◆ **INSTRUCTIONS FOR THE TASK**:
Please quote every line word for word.

◆ **MATERIAL SUPPLIED**:
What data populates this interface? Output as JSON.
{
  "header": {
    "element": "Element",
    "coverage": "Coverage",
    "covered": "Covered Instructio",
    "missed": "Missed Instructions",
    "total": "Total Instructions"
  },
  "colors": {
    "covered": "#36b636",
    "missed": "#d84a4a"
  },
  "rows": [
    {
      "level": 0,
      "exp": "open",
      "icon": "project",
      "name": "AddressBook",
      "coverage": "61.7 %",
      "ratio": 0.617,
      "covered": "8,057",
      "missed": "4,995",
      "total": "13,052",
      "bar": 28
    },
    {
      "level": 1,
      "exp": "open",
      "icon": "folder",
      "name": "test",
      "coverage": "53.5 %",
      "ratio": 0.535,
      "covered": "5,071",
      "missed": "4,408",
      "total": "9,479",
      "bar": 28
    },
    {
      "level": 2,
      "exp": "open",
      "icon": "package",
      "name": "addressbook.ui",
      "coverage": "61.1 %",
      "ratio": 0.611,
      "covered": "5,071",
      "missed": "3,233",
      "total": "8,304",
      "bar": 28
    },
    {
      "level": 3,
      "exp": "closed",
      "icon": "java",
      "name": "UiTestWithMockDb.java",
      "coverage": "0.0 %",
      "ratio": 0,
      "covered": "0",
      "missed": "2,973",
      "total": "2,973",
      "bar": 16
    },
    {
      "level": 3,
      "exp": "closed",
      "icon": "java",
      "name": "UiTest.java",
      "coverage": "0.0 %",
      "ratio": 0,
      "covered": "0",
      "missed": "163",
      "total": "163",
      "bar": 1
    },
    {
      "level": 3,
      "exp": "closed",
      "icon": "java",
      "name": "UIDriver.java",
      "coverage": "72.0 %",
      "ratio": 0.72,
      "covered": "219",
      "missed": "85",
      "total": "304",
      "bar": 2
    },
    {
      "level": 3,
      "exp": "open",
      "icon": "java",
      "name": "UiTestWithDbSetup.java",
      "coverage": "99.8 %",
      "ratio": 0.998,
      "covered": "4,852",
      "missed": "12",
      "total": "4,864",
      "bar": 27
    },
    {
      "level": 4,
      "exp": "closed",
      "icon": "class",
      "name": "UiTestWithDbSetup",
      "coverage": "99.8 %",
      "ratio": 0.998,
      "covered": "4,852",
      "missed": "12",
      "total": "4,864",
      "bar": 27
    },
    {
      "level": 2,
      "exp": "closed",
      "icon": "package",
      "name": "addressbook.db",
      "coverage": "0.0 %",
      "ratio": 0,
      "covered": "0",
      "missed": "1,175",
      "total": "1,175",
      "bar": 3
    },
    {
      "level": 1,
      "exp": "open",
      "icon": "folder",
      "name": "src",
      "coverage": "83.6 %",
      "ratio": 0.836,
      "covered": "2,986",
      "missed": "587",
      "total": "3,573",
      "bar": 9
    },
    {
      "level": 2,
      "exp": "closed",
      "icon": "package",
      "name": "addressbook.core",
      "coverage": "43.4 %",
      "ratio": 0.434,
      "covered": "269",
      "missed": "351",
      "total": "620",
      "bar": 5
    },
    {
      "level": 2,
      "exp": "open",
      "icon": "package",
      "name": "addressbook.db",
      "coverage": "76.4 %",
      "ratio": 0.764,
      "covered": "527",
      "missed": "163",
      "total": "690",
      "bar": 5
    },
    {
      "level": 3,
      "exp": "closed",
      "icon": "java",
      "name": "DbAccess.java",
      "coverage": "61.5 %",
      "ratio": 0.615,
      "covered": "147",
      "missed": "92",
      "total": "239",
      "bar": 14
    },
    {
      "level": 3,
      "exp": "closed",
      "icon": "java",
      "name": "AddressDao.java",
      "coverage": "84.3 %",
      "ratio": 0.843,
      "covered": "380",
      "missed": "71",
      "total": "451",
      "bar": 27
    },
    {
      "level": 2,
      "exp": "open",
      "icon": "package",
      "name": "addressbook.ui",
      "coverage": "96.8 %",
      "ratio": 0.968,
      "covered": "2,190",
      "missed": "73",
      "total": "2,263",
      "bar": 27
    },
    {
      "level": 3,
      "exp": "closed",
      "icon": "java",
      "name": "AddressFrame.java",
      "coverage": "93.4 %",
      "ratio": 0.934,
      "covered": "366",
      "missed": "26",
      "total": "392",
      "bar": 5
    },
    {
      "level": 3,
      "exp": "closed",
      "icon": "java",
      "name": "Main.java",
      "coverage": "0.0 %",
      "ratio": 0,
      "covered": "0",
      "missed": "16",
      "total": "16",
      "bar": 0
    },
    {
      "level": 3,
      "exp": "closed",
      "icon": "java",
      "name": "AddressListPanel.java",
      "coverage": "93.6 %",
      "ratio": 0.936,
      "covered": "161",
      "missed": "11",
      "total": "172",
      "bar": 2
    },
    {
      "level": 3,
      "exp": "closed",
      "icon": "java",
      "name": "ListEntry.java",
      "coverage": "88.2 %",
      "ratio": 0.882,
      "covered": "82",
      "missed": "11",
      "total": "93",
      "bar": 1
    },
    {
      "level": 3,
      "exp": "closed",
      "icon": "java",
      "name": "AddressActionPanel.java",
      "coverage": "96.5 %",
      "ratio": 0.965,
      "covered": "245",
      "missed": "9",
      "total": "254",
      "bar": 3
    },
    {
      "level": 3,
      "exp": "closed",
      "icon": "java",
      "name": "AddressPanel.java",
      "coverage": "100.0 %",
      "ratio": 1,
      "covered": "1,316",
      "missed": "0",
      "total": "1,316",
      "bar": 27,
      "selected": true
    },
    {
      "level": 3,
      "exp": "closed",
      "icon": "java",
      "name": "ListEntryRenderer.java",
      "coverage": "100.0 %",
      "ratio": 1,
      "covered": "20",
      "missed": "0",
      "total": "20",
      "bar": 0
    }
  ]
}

◆ **EXERCISE OUTPUT**:
What data populates this interface? Output as JSON.
{
  "header": {
    "element": "Element",
    "coverage": "Coverage",
    "covered": "Covered Instructio",
    "missed": "Missed Instructions",
    "total": "Total Instructions"
  },
  "colors": {
    "covered": "#36b636",
    "missed": "#d84a4a"
  },
  "rows": [
    {
      "level": 0,
      "exp": "open",
      "icon": "project",
      "name": "AddressBook",
      "coverage": "61.7 %",
      "ratio": 0.617,
      "covered": "8,057",
      "missed": "4,995",
      "total": "13,052",
      "bar": 28
    },
    {
      "level": 1,
      "exp": "open",
      "icon": "folder",
      "name": "test",
      "coverage": "53.5 %",
      "ratio": 0.535,
      "covered": "5,071",
      "missed": "4,408",
      "total": "9,479",
      "bar": 28
    },
    {
      "level": 2,
      "exp": "open",
      "icon": "package",
      "name": "addressbook.ui",
      "coverage": "61.1 %",
      "ratio": 0.611,
      "covered": "5,071",
      "missed": "3,233",
      "total": "8,304",
      "bar": 28
    },
    {
      "level": 3,
      "exp": "closed",
      "icon": "java",
      "name": "UiTestWithMockDb.java",
      "coverage": "0.0 %",
      "ratio": 0,
      "covered": "0",
      "missed": "2,973",
      "total": "2,973",
      "bar": 16
    },
    {
      "level": 3,
      "exp": "closed",
      "icon": "java",
      "name": "UiTest.java",
      "coverage": "0.0 %",
      "ratio": 0,
      "covered": "0",
      "missed": "163",
      "total": "163",
      "bar": 1
    },
    {
      "level": 3,
      "exp": "closed",
      "icon": "java",
      "name": "UIDriver.java",
      "coverage": "72.0 %",
      "ratio": 0.72,
      "covered": "219",
      "missed": "85",
      "total": "304",
      "bar": 2
    },
    {
      "level": 3,
      "exp": "open",
      "icon": "java",
      "name": "UiTestWithDbSetup.java",
      "coverage": "99.8 %",
      "ratio": 0.998,
      "covered": "4,852",
      "missed": "12",
      "total": "4,864",
      "bar": 27
    },
    {
      "level": 4,
      "exp": "closed",
      "icon": "class",
      "name": "UiTestWithDbSetup",
      "coverage": "99.8 %",
      "ratio": 0.998,
      "covered": "4,852",
      "missed": "12",
      "total": "4,864",
      "bar": 27
    },
    {
      "level": 2,
      "exp": "closed",
      "icon": "package",
      "name": "addressbook.db",
      "coverage": "0.0 %",
      "ratio": 0,
      "covered": "0",
      "missed": "1,175",
      "total": "1,175",
      "bar": 3
    },
    {
      "level": 1,
      "exp": "open",
      "icon": "folder",
      "name": "src",
      "coverage": "83.6 %",
      "ratio": 0.836,
      "covered": "2,986",
      "missed": "587",
      "total": "3,573",
      "bar": 9
    },
    {
      "level": 2,
      "exp": "closed",
      "icon": "package",
      "name": "addressbook.core",
      "coverage": "43.4 %",
      "ratio": 0.434,
      "covered": "269",
      "missed": "351",
      "total": "620",
      "bar": 5
    },
    {
      "level": 2,
      "exp": "open",
      "icon": "package",
      "name": "addressbook.db",
      "coverage": "76.4 %",
      "ratio": 0.764,
      "covered": "527",
      "missed": "163",
      "total": "690",
      "bar": 5
    },
    {
      "level": 3,
      "exp": "closed",
      "icon": "java",
      "name": "DbAccess.java",
      "coverage": "61.5 %",
      "ratio": 0.615,
      "covered": "147",
      "missed": "92",
      "total": "239",
      "bar": 14
    },
    {
      "level": 3,
      "exp": "closed",
      "icon": "java",
      "name": "AddressDao.java",
      "coverage": "84.3 %",
      "ratio": 0.843,
      "covered": "380",
      "missed": "71",
      "total": "451",
      "bar": 27
    },
    {
      "level": 2,
      "exp": "open",
      "icon": "package",
      "name": "addressbook.ui",
      "coverage": "96.8 %",
      "ratio": 0.968,
      "covered": "2,190",
      "missed": "73",
      "total": "2,263",
      "bar": 27
    },
    {
      "level": 3,
      "exp": "closed",
      "icon": "java",
      "name": "AddressFrame.java",
      "coverage": "93.4 %",
      "ratio": 0.934,
      "covered": "366",
      "missed": "26",
      "total": "392",
      "bar": 5
    },
    {
      "level": 3,
      "exp": "closed",
      "icon": "java",
      "name": "Main.java",
      "coverage": "0.0 %",
      "ratio": 0,
      "covered": "0",
      "missed": "16",
      "total": "16",
      "bar": 0
    },
    {
      "level": 3,
      "exp": "closed",
      "icon": "java",
      "name": "AddressListPanel.java",
      "coverage": "93.6 %",
      "ratio": 0.936,
      "covered": "161",
      "missed": "11",
      "total": "172",
      "bar": 2
    },
    {
      "level": 3,
      "exp": "closed",
      "icon": "java",
      "name": "ListEntry.java",
      "coverage": "88.2 %",
      "ratio": 0.882,
      "covered": "82",
      "missed": "11",
      "total": "93",
      "bar": 1
    },
    {
      "level": 3,
      "exp": "closed",
      "icon": "java",
      "name": "AddressActionPanel.java",
      "coverage": "96.5 %",
      "ratio": 0.965,
      "covered": "245",
      "missed": "9",
      "total": "254",
      "bar": 3
    },
    {
      "level": 3,
      "exp": "closed",
      "icon": "java",
      "name": "AddressPanel.java",
      "coverage": "100.0 %",
      "ratio": 1,
      "covered": "1,316",
      "missed": "0",
      "total": "1,316",
      "bar": 27,
      "selected": true
    },
    {
      "level": 3,
      "exp": "closed",
      "icon": "java",
      "name": "ListEntryRenderer.java",
      "coverage": "100.0 %",
      "ratio": 1,
      "covered": "20",
      "missed": "0",
      "total": "20",
      "bar": 0
    }
  ]
}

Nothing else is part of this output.